▶ _Document extract_
● ● ● ● ● ● ●
Time to read: 4 mins | July 09, 2017

“Open your minds, my friends. We all fear what we do not understand”, said Professor Robert Langdon, the protagonist in Dan Brown’s book “The Lost Symbol”, to his class.

Pause for a moment and go through the words again. Let them sink in. Do they sound familiar?

Have you felt fear when you tried something new for the first time, especially, when you decided to venture out of your comfort zone?

Did negativity and self-doubt fog your mind?
“What if things don’t go right?”
“Am I making the right decision?”
“What if I fail these exams?”
“What if I lose the money I invested?”
…and much more!

FEAR is one of the four most powerful emotions we human beings can experience and it plays an important role in our decision making. In fact, Carl Richards, a U.S. based financial planner suggests that the fear of losing money outweighs the happiness of making more.

It is no secret that Indians are conservative investors (or in personal finance parlance, we are risk-averse). Words like “guaranteed”, “money-back”; “fixed-returns” etc. allure us. These words pacify our deepest fears and assure the safety of our capital. But as a prospect, you need to be conscious of your insurance needs, and choose an insurance policy appropriately.

Here was the list of insurance policies held by Mr Sharma…

sharma

Mr Sharma was paying an annual premium of Rs 1,61,850 across these insurance plans. And thanks to the auto-debit facility that he paid the premiums for these diligently. You see, unlike Systematic Investment Plans (SIPs) in mutual funds, insurance premiums are forced savings. Seldom investors fail to pay the premiums to satisfy an immediate want.

The question one should before purchasing a policy is: Will this amount of insurance coverage sustain my family’s needs once I’m gone?
● ● ● ● ● ● ●
▶ _Record extracts_

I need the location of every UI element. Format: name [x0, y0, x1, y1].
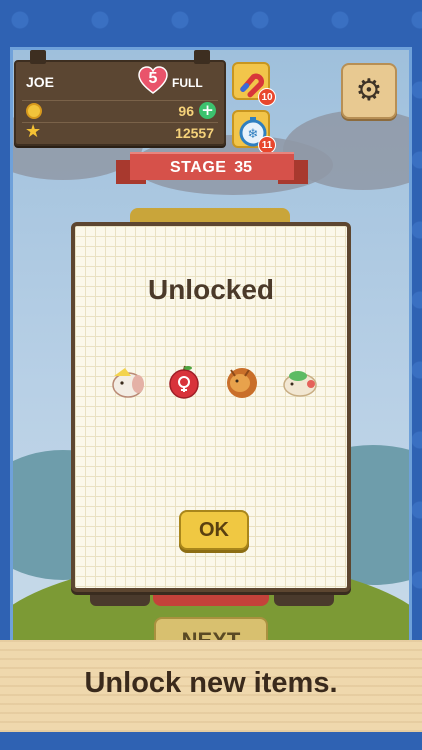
player-info-board: JOE 5 FULL 96 + ★ 12557: [14, 50, 226, 146]
dialog-title: Unlocked: [147, 274, 275, 305]
apple-item-icon: [169, 365, 199, 399]
stage-number: 35: [234, 159, 252, 176]
magnet-powerup-button[interactable]: 10: [232, 62, 276, 106]
board-peg: [30, 50, 46, 64]
lion-item-icon: [227, 368, 257, 398]
star-count: 12557: [175, 125, 214, 141]
add-coins-button[interactable]: +: [199, 102, 216, 119]
stage-banner: STAGE 35: [116, 152, 308, 184]
bottom-strip: [0, 732, 422, 750]
settings-button[interactable]: ⚙: [341, 63, 397, 119]
hamster-item-icon: [112, 368, 144, 398]
gear-icon: ⚙: [355, 73, 383, 108]
coin-icon: [26, 103, 42, 119]
stage-label: STAGE: [170, 159, 227, 176]
turtle-item-icon: [283, 371, 317, 397]
unlocked-dialog: Unlocked OK: [71, 222, 351, 592]
unlocked-items: [109, 362, 321, 406]
board-peg: [194, 50, 210, 64]
lives-status: FULL: [172, 76, 203, 90]
coins-row: 96 +: [22, 100, 218, 120]
heart-icon: 5: [138, 66, 168, 96]
powerup-count-badge: 10: [258, 88, 276, 106]
stopwatch-powerup-button[interactable]: ❄ 11: [232, 110, 276, 154]
lives-count: 5: [148, 70, 158, 87]
stars-row: ★ 12557: [22, 122, 218, 142]
star-icon: ★: [25, 121, 42, 142]
svg-text:❄: ❄: [248, 127, 259, 142]
ok-button[interactable]: OK: [179, 510, 249, 550]
player-name: JOE: [26, 74, 55, 90]
caption-text: Unlock new items.: [84, 667, 338, 699]
ribbon-body: STAGE 35: [130, 152, 294, 180]
caption-bar: Unlock new items.: [0, 640, 422, 732]
coin-count: 96: [178, 103, 194, 119]
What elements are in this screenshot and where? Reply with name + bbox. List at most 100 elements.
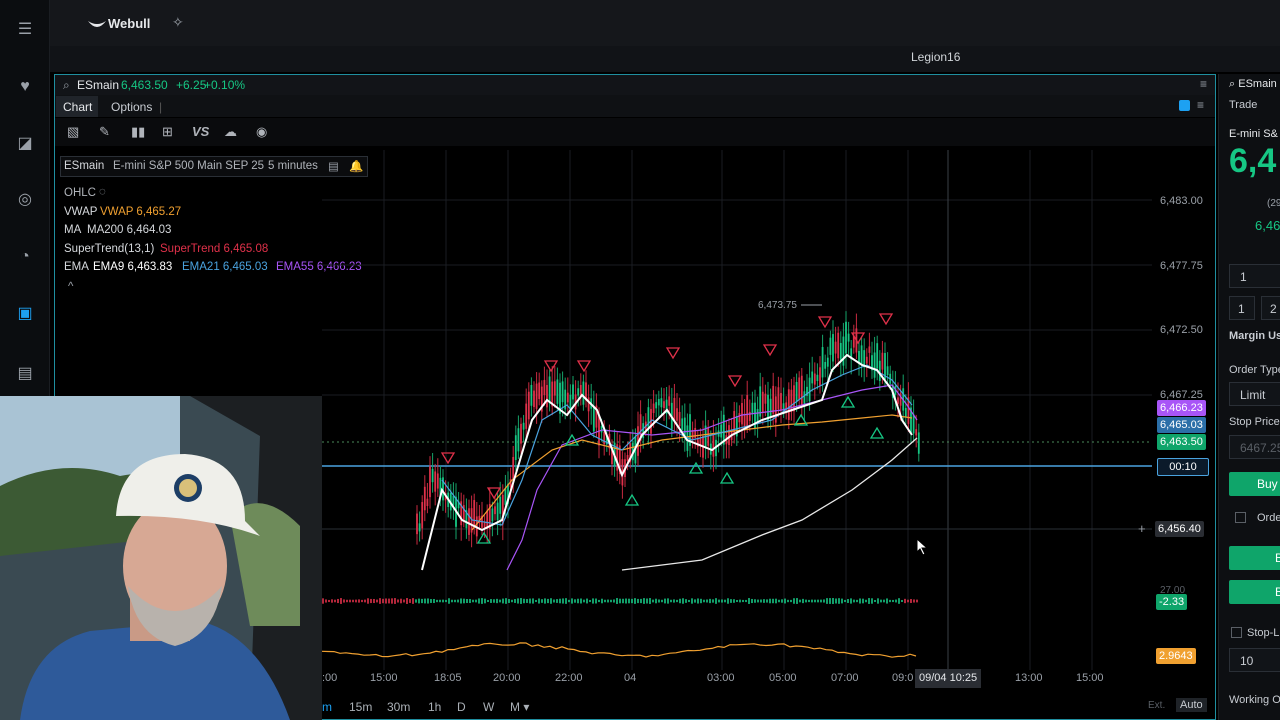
● ● ● ● ● ● ●
▶ _Exercise brief_
Reproduce the passage of the article on fear and insurance above verbatim, starting at "FEAR is one" and ending at "insurance policy appropriately.".

▶ _Response_
FEAR is one of the four most powerful emotions we human beings can experience and it plays an important role in our decision making. In fact, Carl Richards, a U.S. based financial planner suggests that the fear of losing money outweighs the happiness of making more.

It is no secret that Indians are conservative investors (or in personal finance parlance, we are risk-averse). Words like “guaranteed”, “money-back”; “fixed-returns” etc. allure us. These words pacify our deepest fears and assure the safety of our capital. But as a prospect, you need to be conscious of your insurance needs, and choose an insurance policy appropriately.